**Exercise directions**
Isolate every line in the data with the string "hope" and copy it.

**Provided records**

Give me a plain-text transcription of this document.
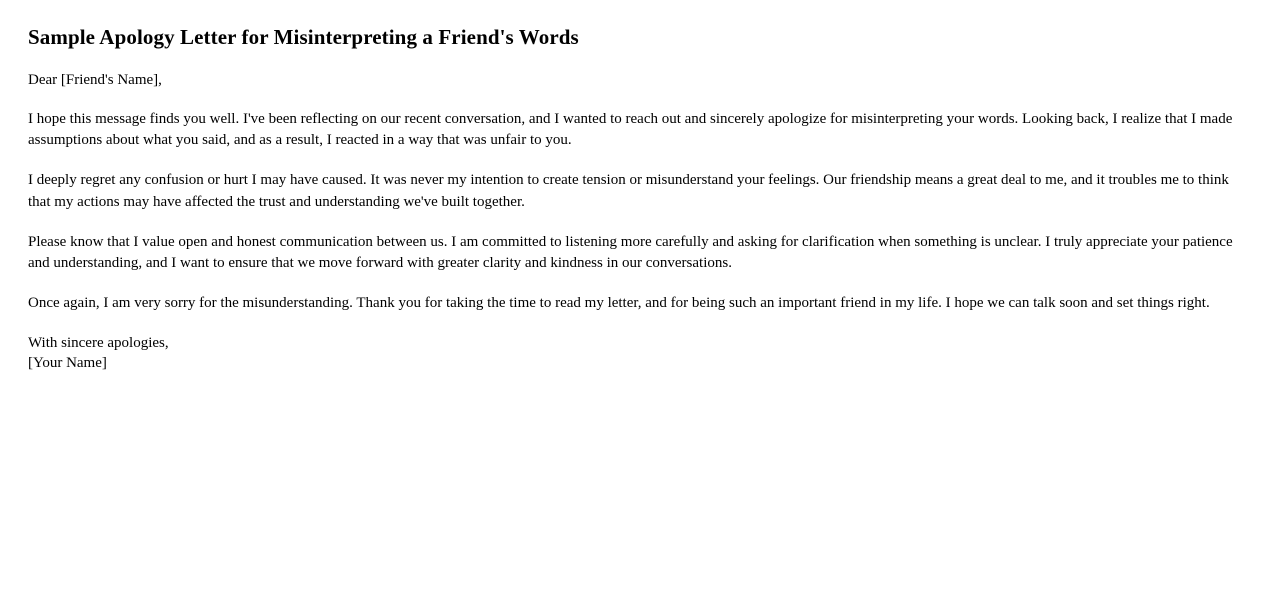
Sample Apology Letter for Misinterpreting a Friend's Words

Dear [Friend's Name],

I hope this message finds you well. I've been reflecting on our recent conversation, and I wanted to reach out and sincerely apologize for misinterpreting your words. Looking back, I realize that I made assumptions about what you said, and as a result, I reacted in a way that was unfair to you.

I deeply regret any confusion or hurt I may have caused. It was never my intention to create tension or misunderstand your feelings. Our friendship means a great deal to me, and it troubles me to think that my actions may have affected the trust and understanding we've built together.

Please know that I value open and honest communication between us. I am committed to listening more carefully and asking for clarification when something is unclear. I truly appreciate your patience and understanding, and I want to ensure that we move forward with greater clarity and kindness in our conversations.

Once again, I am very sorry for the misunderstanding. Thank you for taking the time to read my letter, and for being such an important friend in my life. I hope we can talk soon and set things right.

With sincere apologies,
[Your Name]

**Exercise response**
I hope this message finds you well. I've been reflecting on our recent conversation, and I wanted to reach out and sincerely apologize for misinterpreting your words. Looking back, I realize that I made assumptions about what you said, and as a result, I reacted in a way that was unfair to you.
Once again, I am very sorry for the misunderstanding. Thank you for taking the time to read my letter, and for being such an important friend in my life. I hope we can talk soon and set things right.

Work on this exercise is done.